Task instructions: Take from the listing each line that has the string "Störfaktoren".

Source records:
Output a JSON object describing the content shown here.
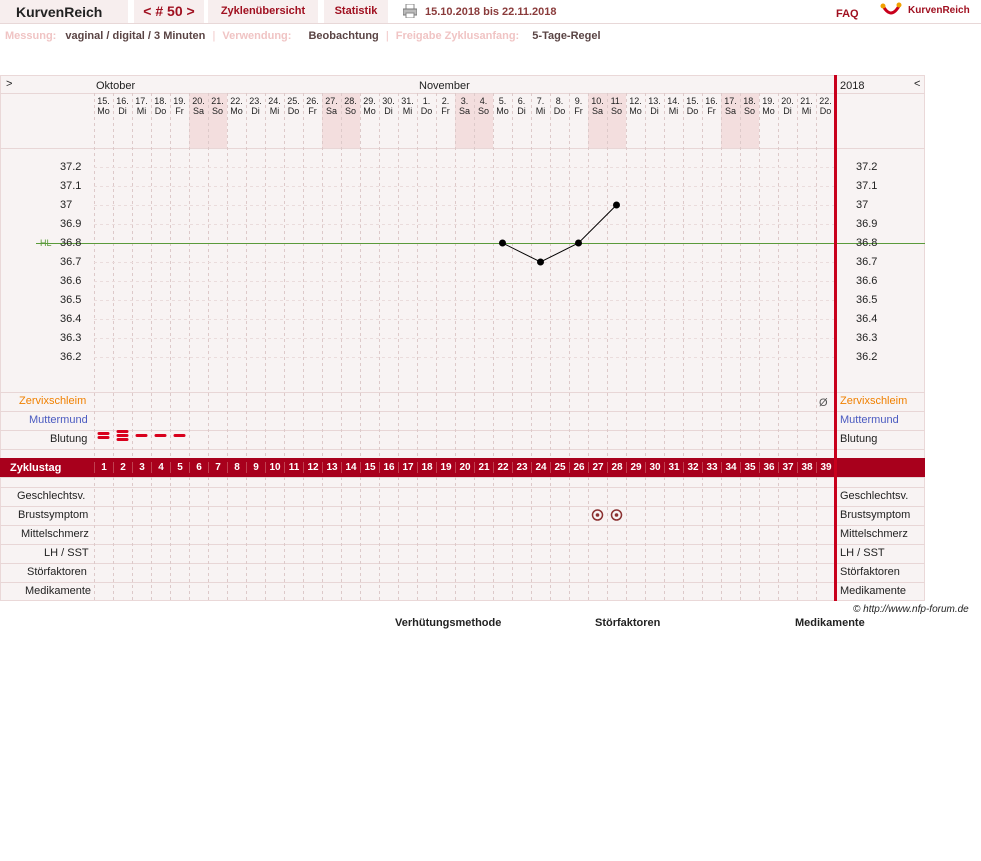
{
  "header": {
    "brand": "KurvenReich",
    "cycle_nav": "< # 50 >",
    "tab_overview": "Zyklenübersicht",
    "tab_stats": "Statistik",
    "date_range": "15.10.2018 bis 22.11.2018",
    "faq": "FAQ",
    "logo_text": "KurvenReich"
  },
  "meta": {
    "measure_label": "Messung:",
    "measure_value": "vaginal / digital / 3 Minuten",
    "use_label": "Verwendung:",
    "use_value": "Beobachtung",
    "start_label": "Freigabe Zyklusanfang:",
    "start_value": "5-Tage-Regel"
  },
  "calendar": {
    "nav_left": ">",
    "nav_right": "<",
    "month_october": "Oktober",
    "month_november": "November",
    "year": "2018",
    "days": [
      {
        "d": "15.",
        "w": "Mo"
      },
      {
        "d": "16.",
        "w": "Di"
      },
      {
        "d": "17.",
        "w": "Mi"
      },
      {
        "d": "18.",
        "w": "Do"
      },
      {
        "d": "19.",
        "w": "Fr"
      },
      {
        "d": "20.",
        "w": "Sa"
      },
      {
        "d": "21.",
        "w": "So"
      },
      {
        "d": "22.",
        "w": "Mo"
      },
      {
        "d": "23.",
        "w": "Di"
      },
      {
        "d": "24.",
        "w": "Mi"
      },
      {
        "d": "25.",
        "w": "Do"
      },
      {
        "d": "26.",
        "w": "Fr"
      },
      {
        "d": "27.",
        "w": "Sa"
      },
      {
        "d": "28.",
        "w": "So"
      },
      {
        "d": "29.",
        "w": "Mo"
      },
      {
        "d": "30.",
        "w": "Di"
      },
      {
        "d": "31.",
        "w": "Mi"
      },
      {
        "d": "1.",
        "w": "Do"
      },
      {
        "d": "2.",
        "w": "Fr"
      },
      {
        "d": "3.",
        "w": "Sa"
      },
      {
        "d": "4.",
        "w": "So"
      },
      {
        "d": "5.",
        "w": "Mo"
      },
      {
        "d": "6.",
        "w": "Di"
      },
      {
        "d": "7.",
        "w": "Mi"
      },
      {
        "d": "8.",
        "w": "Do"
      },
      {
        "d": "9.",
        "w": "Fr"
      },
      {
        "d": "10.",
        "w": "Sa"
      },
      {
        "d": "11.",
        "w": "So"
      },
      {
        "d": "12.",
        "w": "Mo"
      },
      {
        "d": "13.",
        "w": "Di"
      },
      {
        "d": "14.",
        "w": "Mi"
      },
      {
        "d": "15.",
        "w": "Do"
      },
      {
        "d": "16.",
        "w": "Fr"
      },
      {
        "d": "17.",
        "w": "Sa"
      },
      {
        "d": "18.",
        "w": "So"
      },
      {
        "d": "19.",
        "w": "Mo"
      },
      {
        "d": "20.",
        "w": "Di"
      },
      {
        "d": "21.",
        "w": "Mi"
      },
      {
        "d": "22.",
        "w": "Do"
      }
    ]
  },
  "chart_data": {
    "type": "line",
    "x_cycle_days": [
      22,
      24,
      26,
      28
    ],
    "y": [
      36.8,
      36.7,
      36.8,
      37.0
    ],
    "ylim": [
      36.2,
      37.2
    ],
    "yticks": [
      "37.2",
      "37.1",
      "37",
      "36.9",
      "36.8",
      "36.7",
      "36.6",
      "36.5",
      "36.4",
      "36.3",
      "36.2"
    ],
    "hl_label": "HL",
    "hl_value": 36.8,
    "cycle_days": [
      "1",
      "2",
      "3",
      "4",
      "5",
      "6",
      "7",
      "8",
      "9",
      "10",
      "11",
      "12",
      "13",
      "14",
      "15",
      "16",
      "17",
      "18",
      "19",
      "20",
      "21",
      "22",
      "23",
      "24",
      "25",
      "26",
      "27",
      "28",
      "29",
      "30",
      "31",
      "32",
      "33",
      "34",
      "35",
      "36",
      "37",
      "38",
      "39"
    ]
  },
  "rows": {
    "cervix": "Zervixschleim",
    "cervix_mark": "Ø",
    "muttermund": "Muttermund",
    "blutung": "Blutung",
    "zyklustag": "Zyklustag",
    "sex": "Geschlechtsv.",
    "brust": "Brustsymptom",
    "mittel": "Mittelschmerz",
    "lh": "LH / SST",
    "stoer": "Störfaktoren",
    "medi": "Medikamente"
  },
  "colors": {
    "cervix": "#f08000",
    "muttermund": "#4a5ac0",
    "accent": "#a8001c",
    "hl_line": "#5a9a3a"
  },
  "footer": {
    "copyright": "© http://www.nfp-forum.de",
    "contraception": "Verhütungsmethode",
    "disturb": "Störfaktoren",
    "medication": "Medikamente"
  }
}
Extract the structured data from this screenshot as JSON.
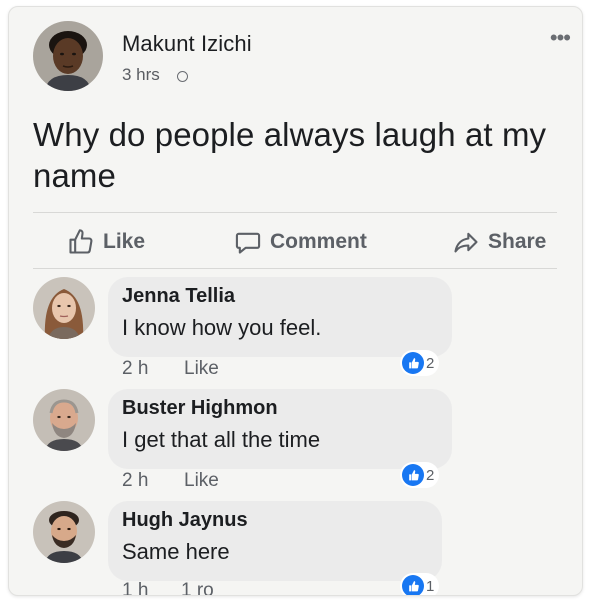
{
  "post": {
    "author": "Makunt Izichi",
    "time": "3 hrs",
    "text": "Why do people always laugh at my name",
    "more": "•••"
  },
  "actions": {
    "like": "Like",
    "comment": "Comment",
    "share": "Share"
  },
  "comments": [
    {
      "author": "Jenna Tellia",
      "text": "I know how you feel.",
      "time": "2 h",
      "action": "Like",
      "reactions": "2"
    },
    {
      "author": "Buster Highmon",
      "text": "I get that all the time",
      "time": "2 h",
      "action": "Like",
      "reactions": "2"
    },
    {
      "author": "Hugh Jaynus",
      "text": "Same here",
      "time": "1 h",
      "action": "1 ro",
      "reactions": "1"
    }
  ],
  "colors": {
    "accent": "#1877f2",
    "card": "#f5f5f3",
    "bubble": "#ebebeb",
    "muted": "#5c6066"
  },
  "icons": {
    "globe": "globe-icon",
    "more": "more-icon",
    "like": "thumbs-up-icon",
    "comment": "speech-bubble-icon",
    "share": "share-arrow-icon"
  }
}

Solved problem:
    "stoer": "Störfaktoren",
    "disturb": "Störfaktoren",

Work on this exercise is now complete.